Data records
━━━━━━━━━━

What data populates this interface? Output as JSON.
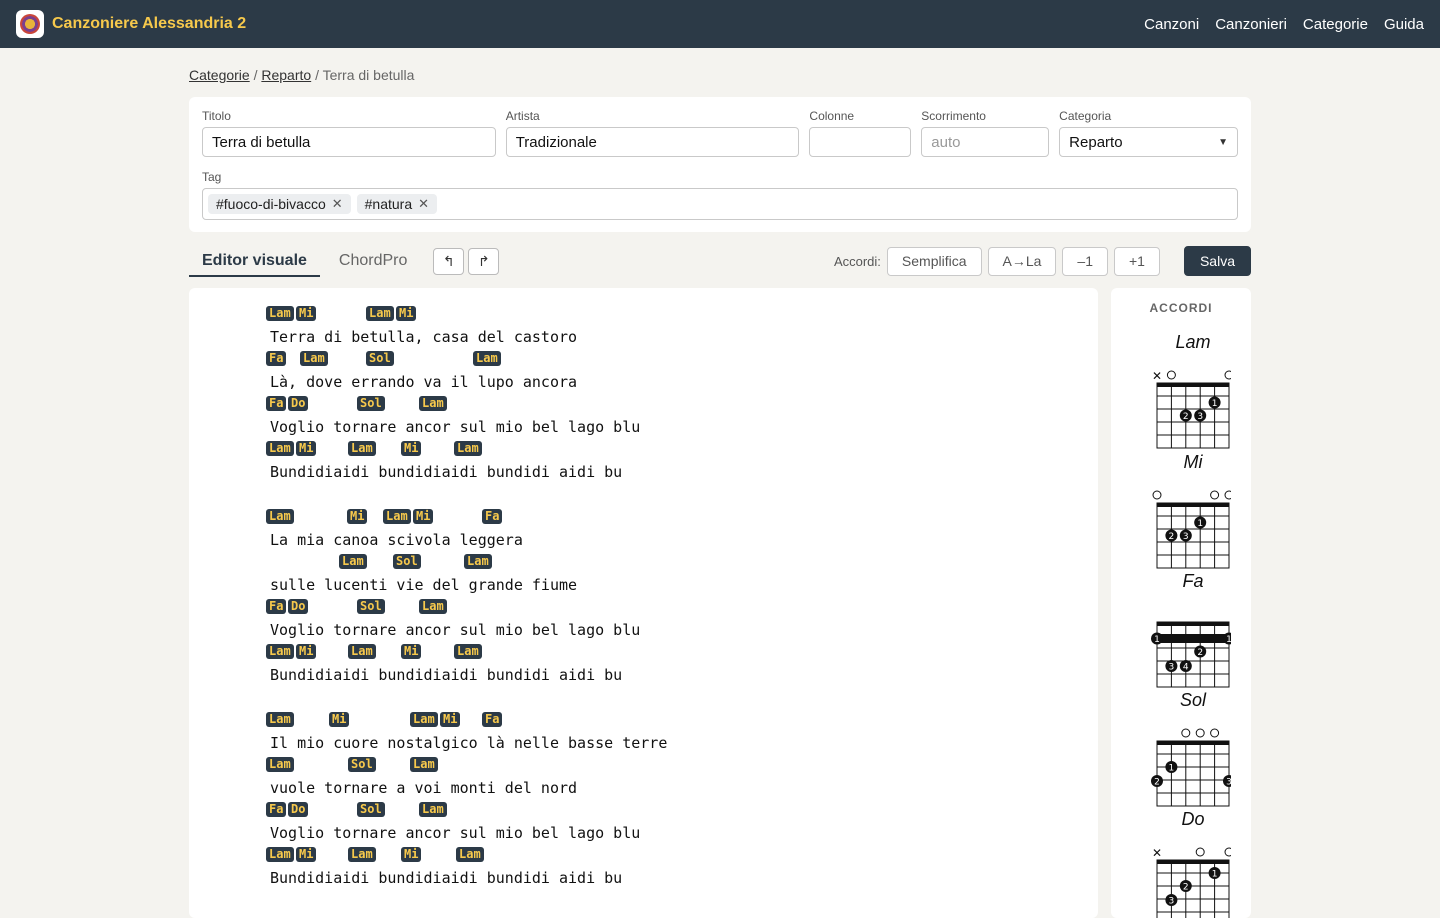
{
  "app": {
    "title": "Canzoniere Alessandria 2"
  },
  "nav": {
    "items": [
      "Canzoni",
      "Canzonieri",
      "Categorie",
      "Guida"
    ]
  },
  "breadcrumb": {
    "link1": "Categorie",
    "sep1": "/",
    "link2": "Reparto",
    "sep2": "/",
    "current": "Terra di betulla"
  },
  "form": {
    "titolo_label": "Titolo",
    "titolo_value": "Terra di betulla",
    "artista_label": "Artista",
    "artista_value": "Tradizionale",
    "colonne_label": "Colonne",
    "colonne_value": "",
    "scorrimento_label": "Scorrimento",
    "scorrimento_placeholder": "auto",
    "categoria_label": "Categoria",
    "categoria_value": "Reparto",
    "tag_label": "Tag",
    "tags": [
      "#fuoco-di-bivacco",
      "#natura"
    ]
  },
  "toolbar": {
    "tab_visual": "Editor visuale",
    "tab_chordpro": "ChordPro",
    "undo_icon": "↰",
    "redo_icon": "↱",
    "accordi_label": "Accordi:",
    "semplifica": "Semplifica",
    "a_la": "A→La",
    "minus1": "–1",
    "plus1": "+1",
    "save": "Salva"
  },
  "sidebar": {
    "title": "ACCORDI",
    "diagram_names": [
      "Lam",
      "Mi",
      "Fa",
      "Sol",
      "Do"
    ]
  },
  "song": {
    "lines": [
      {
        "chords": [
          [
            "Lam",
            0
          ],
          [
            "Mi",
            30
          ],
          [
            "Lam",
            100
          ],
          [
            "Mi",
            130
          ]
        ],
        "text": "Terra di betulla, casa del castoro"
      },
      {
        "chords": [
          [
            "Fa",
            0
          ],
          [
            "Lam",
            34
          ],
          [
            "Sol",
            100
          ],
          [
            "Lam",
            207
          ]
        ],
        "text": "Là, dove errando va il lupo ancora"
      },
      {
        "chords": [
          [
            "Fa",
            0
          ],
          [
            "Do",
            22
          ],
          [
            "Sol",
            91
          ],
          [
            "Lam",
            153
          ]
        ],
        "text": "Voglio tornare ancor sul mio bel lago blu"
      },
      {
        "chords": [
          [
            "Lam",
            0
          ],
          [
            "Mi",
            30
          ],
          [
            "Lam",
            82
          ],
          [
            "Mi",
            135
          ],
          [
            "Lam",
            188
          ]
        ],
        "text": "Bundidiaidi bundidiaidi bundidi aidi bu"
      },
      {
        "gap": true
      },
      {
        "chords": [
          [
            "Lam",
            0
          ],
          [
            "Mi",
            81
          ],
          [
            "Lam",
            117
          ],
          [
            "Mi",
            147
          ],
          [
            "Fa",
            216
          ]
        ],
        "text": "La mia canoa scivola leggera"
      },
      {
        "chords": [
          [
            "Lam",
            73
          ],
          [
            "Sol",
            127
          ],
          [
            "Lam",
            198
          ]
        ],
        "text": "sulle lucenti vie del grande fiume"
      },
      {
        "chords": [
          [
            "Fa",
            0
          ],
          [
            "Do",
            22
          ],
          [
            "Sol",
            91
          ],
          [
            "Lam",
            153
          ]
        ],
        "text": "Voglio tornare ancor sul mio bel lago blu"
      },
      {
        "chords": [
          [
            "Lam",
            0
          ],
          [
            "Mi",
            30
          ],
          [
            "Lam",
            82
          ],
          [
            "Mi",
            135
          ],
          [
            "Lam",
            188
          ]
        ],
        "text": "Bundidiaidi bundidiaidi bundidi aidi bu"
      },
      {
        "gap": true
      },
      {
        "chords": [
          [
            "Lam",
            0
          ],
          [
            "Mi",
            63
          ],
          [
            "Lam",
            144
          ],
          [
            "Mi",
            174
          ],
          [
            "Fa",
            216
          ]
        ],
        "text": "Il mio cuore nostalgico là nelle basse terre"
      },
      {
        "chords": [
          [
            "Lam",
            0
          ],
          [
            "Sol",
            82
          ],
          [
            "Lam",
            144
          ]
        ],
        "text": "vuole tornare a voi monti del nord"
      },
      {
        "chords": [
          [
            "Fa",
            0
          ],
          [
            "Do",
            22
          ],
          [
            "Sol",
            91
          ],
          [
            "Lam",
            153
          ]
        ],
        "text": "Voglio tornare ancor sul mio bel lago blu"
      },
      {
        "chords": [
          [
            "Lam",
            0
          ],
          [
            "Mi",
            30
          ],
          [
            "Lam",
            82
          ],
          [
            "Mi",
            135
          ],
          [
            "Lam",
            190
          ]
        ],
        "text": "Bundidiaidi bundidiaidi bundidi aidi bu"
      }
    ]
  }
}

━━━━━━━━━━

**What you have to do:** Copy, from the material above, each line in which the string "betulla" occurs.

**Response to the task:**
    "current": "Terra di betulla"
    "titolo_value": "Terra di betulla",
        "text": "Terra di betulla, casa del castoro"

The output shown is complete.